Exercise goal>
Make an exact copy of all the material below, apart from the pictures.

:: Provided information ::

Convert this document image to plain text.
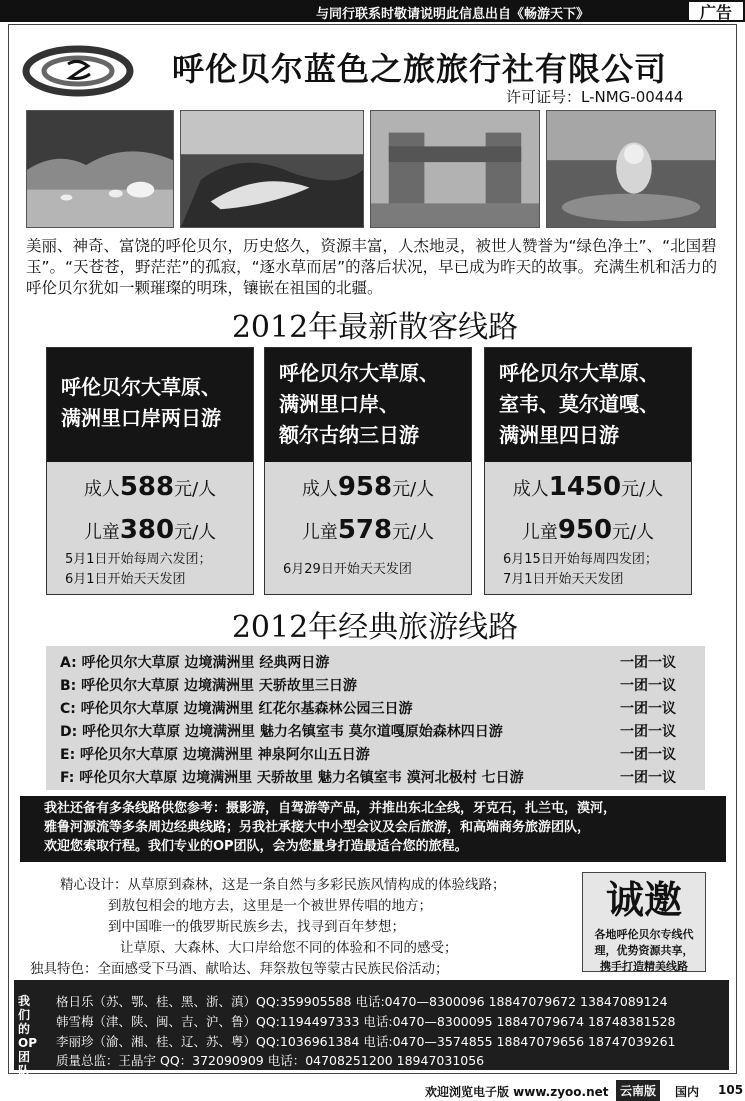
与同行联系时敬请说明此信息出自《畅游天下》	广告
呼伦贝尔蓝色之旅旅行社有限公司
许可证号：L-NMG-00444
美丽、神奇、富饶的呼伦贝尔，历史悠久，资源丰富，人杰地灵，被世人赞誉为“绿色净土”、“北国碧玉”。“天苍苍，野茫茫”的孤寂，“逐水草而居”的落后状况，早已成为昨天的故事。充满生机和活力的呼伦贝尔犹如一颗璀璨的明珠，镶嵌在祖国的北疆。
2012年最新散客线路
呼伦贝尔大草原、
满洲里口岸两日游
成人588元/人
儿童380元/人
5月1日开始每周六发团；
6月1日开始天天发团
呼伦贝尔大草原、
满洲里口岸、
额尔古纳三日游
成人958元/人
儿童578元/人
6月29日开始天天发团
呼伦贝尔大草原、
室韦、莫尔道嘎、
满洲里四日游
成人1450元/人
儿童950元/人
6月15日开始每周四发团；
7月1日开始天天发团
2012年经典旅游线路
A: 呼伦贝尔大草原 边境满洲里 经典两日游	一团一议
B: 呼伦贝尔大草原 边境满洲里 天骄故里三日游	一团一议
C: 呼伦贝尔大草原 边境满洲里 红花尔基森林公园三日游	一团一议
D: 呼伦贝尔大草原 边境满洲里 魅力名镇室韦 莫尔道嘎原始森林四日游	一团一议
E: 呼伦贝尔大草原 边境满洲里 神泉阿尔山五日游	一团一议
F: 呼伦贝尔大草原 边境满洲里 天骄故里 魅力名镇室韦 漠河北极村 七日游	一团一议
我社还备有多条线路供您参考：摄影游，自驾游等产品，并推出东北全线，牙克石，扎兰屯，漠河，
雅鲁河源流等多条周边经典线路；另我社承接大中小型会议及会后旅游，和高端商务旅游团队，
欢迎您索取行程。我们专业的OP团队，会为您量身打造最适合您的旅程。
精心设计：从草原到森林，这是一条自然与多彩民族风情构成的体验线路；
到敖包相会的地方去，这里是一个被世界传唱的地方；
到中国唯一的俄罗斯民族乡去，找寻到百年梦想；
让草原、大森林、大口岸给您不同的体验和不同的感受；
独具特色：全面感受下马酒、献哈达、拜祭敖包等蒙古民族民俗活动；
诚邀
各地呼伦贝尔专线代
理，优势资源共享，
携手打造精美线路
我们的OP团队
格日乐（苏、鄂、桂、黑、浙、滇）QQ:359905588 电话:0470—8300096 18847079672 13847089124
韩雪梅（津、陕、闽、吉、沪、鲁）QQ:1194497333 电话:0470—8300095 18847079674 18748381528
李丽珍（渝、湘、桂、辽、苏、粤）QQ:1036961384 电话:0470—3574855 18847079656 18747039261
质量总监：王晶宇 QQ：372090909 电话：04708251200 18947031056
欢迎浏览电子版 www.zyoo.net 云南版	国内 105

:::

Task solution>
Convert this document image to plain text.
与同行联系时敬请说明此信息出自《畅游天下》	广告
呼伦贝尔蓝色之旅旅行社有限公司
许可证号：L-NMG-00444
美丽、神奇、富饶的呼伦贝尔，历史悠久，资源丰富，人杰地灵，被世人赞誉为“绿色净土”、“北国碧玉”。“天苍苍，野茫茫”的孤寂，“逐水草而居”的落后状况，早已成为昨天的故事。充满生机和活力的呼伦贝尔犹如一颗璀璨的明珠，镶嵌在祖国的北疆。
2012年最新散客线路
呼伦贝尔大草原、
满洲里口岸两日游
成人588元/人
儿童380元/人
5月1日开始每周六发团；
6月1日开始天天发团
呼伦贝尔大草原、
满洲里口岸、
额尔古纳三日游
成人958元/人
儿童578元/人
6月29日开始天天发团
呼伦贝尔大草原、
室韦、莫尔道嘎、
满洲里四日游
成人1450元/人
儿童950元/人
6月15日开始每周四发团；
7月1日开始天天发团
2012年经典旅游线路
A: 呼伦贝尔大草原 边境满洲里 经典两日游	一团一议
B: 呼伦贝尔大草原 边境满洲里 天骄故里三日游	一团一议
C: 呼伦贝尔大草原 边境满洲里 红花尔基森林公园三日游	一团一议
D: 呼伦贝尔大草原 边境满洲里 魅力名镇室韦 莫尔道嘎原始森林四日游	一团一议
E: 呼伦贝尔大草原 边境满洲里 神泉阿尔山五日游	一团一议
F: 呼伦贝尔大草原 边境满洲里 天骄故里 魅力名镇室韦 漠河北极村 七日游	一团一议
我社还备有多条线路供您参考：摄影游，自驾游等产品，并推出东北全线，牙克石，扎兰屯，漠河，
雅鲁河源流等多条周边经典线路；另我社承接大中小型会议及会后旅游，和高端商务旅游团队，
欢迎您索取行程。我们专业的OP团队，会为您量身打造最适合您的旅程。
精心设计：从草原到森林，这是一条自然与多彩民族风情构成的体验线路；
到敖包相会的地方去，这里是一个被世界传唱的地方；
到中国唯一的俄罗斯民族乡去，找寻到百年梦想；
让草原、大森林、大口岸给您不同的体验和不同的感受；
独具特色：全面感受下马酒、献哈达、拜祭敖包等蒙古民族民俗活动；
诚邀
各地呼伦贝尔专线代
理，优势资源共享，
携手打造精美线路
我们的OP团队
格日乐（苏、鄂、桂、黑、浙、滇）QQ:359905588 电话:0470—8300096 18847079672 13847089124
韩雪梅（津、陕、闽、吉、沪、鲁）QQ:1194497333 电话:0470—8300095 18847079674 18748381528
李丽珍（渝、湘、桂、辽、苏、粤）QQ:1036961384 电话:0470—3574855 18847079656 18747039261
质量总监：王晶宇 QQ：372090909 电话：04708251200 18947031056
欢迎浏览电子版 www.zyoo.net 云南版	国内 105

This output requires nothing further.